Collected data entries
begin

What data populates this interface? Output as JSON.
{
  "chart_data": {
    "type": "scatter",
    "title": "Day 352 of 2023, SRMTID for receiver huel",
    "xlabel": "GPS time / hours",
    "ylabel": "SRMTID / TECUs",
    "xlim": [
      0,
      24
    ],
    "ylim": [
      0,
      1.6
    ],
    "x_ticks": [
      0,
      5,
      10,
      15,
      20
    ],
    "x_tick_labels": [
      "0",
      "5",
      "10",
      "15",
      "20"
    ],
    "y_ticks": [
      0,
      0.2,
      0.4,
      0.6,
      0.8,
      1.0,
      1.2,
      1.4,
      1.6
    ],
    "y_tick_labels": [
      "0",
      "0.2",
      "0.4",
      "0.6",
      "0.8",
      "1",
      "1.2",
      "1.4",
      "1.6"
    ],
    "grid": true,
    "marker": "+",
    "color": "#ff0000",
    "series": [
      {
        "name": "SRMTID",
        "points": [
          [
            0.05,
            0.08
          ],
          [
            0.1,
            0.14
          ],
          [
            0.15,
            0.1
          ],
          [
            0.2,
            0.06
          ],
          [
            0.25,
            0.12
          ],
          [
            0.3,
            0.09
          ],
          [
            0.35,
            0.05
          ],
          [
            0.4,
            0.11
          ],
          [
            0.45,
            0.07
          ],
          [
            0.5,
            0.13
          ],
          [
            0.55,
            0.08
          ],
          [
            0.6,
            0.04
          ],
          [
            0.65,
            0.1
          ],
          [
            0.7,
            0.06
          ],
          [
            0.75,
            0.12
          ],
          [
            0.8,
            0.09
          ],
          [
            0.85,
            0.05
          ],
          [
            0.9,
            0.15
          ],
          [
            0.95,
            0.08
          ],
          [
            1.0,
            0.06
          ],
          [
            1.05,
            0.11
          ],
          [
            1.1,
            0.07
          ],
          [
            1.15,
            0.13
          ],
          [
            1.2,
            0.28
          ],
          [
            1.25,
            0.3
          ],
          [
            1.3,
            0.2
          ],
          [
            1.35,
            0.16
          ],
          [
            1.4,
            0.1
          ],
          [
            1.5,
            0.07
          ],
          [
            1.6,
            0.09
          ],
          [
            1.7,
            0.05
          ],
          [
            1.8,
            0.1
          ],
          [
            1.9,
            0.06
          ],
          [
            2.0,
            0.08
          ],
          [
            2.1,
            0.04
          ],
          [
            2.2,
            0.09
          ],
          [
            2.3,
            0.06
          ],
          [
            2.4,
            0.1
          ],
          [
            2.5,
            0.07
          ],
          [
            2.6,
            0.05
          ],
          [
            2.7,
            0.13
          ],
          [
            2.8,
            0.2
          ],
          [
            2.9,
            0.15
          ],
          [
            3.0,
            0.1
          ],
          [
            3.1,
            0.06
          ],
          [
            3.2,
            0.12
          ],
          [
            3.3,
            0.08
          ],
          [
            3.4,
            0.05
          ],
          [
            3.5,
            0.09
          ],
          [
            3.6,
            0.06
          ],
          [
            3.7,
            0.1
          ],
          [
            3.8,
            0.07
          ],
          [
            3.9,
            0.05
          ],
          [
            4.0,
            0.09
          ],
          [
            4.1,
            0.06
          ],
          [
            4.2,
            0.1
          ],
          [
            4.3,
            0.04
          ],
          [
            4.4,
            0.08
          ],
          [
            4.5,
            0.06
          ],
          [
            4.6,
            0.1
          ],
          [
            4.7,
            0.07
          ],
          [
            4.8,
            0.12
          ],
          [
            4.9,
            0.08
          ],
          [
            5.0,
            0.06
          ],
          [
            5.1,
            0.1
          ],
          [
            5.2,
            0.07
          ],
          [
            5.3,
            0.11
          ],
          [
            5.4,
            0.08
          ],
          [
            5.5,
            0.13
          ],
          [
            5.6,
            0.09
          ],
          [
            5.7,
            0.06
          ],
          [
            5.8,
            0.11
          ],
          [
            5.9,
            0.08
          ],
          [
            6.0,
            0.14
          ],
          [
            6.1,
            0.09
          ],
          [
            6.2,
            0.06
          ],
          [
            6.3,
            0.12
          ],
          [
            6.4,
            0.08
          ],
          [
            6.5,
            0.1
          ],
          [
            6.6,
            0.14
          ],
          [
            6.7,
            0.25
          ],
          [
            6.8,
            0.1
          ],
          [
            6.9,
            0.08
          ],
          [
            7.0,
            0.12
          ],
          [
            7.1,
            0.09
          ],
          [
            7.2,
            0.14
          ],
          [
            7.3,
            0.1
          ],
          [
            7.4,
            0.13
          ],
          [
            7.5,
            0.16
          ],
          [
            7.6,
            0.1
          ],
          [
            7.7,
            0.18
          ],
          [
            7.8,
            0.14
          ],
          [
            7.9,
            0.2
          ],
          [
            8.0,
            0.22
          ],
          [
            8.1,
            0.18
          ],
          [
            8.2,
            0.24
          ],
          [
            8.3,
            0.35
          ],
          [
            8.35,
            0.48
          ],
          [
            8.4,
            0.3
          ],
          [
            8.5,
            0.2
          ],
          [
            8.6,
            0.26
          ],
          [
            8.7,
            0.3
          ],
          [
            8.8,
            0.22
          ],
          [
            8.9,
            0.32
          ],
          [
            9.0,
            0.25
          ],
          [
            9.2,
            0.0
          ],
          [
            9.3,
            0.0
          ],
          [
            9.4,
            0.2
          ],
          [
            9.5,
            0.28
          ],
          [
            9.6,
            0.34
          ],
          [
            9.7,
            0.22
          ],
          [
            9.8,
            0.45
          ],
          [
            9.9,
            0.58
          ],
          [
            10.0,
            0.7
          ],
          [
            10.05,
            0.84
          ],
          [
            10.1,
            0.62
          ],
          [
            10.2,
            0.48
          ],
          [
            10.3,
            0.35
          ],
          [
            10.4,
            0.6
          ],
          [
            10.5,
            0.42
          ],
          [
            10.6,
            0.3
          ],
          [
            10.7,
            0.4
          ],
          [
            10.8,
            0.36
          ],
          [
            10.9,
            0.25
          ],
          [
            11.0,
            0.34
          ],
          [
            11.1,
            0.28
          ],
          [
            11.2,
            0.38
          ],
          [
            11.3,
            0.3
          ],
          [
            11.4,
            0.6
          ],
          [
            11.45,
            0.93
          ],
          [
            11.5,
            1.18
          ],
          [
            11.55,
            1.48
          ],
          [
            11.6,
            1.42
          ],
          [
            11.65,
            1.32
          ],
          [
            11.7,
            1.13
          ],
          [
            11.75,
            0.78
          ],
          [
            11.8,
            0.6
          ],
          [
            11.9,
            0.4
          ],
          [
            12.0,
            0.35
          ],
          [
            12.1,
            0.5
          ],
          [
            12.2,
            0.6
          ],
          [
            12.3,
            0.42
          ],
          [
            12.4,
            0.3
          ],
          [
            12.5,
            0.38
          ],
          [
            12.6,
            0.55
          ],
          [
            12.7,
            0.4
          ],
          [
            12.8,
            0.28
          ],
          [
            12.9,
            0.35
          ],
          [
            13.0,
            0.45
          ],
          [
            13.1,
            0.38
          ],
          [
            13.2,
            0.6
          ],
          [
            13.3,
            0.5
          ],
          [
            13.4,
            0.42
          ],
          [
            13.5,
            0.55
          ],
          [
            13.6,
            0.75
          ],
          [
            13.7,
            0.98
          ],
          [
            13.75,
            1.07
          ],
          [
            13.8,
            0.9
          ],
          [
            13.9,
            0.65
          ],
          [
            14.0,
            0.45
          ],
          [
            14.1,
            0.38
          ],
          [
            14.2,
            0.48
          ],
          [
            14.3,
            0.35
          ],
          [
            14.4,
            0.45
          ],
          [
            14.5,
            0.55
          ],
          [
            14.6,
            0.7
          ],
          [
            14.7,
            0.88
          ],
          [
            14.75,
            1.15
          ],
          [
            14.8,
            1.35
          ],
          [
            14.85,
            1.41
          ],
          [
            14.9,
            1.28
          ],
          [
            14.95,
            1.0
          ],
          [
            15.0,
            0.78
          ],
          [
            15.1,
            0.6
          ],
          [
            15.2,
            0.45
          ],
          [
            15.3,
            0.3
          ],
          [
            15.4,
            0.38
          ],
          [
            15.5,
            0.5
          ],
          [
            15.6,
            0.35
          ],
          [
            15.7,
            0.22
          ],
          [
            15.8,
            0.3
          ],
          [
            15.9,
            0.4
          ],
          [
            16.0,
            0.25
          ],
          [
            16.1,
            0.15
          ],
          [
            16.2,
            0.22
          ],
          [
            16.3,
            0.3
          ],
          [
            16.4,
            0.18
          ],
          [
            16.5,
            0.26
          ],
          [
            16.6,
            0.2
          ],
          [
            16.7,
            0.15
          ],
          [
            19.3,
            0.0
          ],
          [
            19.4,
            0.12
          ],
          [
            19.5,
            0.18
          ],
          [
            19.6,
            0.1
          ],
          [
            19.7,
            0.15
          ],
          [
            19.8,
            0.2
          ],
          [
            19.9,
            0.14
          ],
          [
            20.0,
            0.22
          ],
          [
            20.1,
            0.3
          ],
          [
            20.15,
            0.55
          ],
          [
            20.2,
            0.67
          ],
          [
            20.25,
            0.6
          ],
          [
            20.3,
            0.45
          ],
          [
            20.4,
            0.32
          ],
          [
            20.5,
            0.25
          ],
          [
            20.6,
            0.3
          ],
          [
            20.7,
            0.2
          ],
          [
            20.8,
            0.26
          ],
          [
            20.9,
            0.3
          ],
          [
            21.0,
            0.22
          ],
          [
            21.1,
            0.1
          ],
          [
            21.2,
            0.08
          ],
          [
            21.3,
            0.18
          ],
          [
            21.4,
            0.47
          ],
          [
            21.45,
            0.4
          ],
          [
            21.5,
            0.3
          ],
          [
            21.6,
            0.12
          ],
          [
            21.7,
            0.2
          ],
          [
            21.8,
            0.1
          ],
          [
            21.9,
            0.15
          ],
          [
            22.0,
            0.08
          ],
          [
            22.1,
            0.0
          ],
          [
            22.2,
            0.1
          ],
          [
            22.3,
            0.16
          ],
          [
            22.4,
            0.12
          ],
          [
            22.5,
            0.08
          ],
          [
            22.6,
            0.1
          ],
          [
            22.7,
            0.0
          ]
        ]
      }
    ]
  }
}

end

WORK INSTRUCTIONS: Pick out every line above that contains the word "SRMTID" and copy it.

WRITTEN SOLUTION:
    "title": "Day 352 of 2023, SRMTID for receiver huel",
    "ylabel": "SRMTID / TECUs",
        "name": "SRMTID",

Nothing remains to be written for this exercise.